Collected data entries
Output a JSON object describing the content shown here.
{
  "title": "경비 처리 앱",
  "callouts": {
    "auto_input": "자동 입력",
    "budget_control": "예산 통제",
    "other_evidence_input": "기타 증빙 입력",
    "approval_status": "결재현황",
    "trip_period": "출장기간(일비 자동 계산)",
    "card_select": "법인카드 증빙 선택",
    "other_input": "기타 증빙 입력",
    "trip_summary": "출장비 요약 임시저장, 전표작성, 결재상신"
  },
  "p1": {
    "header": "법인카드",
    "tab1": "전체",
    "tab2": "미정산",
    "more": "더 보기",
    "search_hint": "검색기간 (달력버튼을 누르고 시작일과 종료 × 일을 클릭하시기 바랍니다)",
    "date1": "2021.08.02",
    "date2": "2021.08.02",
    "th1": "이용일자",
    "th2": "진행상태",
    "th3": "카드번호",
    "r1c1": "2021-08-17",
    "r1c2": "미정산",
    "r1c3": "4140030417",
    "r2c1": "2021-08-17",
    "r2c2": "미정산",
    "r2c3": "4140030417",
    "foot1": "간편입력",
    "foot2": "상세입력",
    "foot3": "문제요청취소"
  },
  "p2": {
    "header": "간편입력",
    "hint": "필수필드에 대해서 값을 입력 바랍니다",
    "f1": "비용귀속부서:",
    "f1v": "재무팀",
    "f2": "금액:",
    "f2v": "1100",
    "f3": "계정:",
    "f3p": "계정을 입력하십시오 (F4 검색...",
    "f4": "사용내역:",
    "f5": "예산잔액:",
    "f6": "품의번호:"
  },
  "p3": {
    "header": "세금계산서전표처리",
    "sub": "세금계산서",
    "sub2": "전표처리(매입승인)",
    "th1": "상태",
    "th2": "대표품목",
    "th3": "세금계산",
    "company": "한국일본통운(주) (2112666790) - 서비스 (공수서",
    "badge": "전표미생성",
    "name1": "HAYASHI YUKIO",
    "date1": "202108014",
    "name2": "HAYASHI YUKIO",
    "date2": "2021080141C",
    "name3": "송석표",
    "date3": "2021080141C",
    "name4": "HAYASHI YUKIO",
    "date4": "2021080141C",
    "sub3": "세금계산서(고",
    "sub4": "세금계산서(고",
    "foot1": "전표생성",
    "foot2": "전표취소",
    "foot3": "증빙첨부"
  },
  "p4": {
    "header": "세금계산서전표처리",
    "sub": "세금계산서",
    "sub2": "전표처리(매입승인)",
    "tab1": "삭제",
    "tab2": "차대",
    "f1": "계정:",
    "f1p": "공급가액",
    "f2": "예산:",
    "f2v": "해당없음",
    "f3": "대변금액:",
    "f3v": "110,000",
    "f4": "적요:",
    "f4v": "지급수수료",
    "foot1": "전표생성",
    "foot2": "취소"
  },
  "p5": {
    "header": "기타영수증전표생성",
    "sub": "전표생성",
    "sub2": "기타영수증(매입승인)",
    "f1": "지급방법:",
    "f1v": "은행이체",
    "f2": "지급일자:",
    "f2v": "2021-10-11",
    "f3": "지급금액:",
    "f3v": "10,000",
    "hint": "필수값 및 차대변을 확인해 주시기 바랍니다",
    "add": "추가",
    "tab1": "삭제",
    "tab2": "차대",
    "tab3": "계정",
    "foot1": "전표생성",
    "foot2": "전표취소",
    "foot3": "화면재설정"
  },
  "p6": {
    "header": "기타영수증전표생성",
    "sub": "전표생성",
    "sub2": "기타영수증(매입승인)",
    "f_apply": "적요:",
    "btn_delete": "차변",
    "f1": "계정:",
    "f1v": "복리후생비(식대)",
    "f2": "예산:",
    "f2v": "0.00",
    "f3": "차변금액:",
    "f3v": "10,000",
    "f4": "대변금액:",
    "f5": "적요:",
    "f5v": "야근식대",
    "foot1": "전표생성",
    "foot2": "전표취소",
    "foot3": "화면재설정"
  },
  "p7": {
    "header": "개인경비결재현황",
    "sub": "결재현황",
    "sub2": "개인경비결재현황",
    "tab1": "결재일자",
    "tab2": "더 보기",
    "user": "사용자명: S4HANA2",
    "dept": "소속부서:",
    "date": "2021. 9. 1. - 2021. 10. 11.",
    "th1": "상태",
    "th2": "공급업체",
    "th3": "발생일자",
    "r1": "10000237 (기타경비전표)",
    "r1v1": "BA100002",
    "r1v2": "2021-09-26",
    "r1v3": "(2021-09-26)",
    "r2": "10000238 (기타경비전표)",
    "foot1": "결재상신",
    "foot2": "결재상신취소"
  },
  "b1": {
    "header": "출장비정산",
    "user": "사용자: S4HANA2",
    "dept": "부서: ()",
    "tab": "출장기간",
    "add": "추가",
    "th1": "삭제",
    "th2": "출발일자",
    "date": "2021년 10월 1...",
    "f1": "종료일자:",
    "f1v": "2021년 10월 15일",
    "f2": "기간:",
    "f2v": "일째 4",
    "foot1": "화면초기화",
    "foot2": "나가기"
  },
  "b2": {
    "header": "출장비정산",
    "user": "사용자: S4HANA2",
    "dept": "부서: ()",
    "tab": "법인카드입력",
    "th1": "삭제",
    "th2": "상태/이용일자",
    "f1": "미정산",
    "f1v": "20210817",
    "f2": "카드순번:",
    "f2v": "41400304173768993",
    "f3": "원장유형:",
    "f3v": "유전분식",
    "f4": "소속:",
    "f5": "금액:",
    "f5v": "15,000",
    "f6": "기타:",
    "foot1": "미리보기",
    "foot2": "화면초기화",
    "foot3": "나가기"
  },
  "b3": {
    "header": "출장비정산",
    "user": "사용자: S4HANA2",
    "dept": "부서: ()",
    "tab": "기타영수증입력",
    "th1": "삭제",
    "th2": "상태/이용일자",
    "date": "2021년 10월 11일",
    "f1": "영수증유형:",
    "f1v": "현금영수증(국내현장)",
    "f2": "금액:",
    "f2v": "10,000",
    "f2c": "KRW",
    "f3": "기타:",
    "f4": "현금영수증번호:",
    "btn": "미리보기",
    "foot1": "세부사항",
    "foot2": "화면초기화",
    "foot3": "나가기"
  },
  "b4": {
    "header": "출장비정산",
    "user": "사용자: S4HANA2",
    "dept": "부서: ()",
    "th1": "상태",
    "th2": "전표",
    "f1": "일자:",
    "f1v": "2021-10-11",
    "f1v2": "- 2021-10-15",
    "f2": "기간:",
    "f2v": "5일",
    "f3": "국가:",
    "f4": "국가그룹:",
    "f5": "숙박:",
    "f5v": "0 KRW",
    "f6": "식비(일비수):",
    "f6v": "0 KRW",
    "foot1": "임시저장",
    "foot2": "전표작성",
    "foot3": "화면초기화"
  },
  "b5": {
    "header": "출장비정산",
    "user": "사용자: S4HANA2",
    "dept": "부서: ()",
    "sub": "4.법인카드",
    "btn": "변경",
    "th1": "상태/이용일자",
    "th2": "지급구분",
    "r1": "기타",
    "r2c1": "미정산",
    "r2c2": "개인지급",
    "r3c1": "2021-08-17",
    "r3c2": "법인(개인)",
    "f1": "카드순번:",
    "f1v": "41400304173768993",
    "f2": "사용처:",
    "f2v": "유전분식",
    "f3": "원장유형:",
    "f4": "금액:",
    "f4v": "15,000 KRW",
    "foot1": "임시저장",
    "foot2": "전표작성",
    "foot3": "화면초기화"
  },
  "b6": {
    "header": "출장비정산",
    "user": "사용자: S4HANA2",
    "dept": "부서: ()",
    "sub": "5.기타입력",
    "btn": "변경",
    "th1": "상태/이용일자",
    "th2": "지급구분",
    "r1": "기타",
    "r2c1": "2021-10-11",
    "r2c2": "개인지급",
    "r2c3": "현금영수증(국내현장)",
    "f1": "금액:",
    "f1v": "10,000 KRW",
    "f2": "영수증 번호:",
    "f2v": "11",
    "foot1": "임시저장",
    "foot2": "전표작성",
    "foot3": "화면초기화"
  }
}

▶ _Stated goal_: Show all lines from the records above where the word "기타경비전표" occurs.

▶ _Output below_:
    "r1": "10000237 (기타경비전표)",
    "r2": "10000238 (기타경비전표)",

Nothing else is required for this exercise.